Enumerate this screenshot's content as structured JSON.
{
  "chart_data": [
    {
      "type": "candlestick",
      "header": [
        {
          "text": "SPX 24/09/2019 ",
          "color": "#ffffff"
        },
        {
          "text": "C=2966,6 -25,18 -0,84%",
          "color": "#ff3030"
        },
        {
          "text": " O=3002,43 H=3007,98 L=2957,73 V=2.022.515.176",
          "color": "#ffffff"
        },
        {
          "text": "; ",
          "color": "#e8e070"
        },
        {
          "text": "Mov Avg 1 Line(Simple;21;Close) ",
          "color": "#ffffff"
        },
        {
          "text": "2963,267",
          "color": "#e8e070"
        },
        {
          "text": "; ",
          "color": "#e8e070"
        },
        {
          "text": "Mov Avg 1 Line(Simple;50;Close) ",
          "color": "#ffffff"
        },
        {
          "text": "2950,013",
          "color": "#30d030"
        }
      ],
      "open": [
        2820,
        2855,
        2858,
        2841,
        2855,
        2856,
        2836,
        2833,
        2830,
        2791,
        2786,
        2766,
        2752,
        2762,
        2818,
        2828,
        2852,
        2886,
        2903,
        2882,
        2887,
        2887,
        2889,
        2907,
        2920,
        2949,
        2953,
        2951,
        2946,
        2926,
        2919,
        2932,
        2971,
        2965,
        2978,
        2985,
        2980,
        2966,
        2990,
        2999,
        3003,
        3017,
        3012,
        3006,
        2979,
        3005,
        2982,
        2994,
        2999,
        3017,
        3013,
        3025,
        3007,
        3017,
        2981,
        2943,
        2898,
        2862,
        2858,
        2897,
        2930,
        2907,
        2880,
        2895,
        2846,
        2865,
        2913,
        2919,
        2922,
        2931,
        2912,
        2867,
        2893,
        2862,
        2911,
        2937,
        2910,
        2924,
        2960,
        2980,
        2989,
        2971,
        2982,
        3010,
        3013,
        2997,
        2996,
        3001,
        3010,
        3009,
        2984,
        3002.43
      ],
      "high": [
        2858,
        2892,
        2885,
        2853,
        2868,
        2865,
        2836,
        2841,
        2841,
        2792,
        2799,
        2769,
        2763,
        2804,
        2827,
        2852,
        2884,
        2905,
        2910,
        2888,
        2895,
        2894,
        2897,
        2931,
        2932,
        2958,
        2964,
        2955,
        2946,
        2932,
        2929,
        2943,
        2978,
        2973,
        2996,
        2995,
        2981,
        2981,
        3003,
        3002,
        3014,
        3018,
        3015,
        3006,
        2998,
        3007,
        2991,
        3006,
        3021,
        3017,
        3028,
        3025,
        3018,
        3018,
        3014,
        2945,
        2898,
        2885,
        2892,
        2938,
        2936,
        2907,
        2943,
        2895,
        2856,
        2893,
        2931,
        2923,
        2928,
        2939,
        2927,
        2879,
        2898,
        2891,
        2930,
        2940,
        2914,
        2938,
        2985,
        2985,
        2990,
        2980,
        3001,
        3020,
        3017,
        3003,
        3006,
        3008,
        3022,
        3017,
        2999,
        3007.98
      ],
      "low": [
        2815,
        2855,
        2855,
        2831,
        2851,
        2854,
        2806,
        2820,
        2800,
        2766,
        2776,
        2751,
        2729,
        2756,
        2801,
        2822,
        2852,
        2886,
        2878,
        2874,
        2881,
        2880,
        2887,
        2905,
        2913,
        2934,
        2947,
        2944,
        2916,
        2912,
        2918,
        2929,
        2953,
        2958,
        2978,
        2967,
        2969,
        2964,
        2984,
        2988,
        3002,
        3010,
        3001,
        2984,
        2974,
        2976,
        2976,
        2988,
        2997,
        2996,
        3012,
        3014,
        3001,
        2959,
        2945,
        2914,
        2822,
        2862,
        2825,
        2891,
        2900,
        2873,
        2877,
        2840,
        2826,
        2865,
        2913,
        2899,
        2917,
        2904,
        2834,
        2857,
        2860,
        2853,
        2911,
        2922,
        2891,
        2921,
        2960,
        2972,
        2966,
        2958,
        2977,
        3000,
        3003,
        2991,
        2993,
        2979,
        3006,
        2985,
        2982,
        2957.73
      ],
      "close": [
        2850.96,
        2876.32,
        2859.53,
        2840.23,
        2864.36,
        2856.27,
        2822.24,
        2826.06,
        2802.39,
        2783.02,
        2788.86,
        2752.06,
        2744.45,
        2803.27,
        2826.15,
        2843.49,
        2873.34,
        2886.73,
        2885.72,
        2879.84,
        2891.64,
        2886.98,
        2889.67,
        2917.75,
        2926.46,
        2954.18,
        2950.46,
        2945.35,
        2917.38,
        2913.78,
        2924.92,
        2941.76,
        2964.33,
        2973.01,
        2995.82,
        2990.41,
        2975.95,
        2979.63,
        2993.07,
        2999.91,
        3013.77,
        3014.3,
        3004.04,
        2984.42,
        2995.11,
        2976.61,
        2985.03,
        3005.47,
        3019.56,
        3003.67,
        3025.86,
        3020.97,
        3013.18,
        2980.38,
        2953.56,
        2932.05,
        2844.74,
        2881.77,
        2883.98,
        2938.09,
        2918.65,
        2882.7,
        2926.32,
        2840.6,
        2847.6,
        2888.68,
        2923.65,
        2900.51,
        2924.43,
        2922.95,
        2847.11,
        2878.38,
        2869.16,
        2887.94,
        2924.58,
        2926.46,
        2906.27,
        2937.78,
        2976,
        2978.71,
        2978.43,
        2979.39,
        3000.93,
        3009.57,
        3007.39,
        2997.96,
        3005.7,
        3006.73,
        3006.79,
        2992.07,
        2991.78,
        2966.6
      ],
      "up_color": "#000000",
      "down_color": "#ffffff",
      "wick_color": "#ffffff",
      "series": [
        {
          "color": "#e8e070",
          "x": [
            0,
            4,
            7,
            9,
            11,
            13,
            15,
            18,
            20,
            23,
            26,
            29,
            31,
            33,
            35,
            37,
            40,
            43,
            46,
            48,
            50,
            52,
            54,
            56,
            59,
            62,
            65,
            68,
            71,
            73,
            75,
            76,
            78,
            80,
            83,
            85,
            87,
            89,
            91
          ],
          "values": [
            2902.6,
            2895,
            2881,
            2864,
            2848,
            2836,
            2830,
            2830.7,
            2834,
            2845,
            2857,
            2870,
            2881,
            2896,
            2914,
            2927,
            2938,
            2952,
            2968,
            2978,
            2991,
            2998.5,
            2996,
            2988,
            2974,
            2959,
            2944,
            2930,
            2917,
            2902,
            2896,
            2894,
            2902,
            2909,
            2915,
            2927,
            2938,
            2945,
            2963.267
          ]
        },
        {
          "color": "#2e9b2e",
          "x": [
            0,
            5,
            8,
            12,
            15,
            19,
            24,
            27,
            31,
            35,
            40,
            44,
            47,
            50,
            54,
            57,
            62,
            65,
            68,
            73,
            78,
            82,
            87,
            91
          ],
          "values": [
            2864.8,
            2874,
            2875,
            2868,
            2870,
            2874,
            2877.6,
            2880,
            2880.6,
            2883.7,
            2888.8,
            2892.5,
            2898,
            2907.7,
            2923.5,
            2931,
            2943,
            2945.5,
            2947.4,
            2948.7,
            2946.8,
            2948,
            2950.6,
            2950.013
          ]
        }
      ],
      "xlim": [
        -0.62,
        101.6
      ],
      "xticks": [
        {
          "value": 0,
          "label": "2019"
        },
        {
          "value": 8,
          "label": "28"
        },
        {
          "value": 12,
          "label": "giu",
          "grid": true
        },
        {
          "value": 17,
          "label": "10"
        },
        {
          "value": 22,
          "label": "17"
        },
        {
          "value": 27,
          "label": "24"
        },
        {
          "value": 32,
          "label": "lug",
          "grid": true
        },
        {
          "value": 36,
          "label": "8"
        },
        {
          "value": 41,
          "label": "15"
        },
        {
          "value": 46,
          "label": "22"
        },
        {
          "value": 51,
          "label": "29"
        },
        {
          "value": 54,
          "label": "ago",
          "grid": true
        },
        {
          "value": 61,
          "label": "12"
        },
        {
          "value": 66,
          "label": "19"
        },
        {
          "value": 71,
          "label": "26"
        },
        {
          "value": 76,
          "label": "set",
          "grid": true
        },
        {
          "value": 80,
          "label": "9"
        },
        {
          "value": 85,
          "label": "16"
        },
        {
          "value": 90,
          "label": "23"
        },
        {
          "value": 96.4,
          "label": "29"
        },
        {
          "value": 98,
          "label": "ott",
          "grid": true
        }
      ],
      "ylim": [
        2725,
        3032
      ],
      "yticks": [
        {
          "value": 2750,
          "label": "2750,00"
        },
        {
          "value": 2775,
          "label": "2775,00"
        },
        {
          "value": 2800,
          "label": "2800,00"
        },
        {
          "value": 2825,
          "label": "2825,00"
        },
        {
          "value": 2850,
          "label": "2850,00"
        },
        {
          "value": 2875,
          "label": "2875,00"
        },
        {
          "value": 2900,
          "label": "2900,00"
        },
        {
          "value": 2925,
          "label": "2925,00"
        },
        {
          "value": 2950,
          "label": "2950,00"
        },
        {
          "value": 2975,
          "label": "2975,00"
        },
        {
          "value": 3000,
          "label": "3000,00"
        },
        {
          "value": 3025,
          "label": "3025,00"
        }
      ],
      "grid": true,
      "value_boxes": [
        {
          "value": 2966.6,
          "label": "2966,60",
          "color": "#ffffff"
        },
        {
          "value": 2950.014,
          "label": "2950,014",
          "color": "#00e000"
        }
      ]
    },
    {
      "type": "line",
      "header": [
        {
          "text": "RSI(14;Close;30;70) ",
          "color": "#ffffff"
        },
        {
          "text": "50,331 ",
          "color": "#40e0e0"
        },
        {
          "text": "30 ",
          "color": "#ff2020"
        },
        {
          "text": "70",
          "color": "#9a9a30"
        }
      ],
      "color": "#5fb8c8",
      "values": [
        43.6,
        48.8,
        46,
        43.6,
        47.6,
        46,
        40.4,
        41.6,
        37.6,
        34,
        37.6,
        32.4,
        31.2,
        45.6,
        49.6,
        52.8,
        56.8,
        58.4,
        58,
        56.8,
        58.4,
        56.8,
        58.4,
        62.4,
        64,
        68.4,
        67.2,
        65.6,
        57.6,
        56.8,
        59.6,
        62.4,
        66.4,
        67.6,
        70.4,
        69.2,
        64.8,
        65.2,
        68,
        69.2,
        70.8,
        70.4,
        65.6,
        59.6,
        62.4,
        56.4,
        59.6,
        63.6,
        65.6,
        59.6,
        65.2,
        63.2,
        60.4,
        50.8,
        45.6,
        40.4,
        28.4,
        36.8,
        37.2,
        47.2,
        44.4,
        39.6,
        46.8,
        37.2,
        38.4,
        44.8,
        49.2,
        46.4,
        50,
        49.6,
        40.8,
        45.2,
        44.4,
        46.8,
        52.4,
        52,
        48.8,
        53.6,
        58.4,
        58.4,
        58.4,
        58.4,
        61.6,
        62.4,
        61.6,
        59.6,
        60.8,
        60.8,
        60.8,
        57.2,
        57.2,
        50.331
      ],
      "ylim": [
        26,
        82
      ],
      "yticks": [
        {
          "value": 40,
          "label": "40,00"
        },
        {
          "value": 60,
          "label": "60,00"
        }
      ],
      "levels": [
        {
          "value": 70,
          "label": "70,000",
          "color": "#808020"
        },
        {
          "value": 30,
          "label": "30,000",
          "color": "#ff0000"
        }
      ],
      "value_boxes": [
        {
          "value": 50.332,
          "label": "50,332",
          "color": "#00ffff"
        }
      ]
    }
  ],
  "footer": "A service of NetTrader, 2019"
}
◆ ◆ ◆
DIRECTIVE → Count the lines above that contain the word "Simple", and give only that number.

OUTPUT BELOW → 2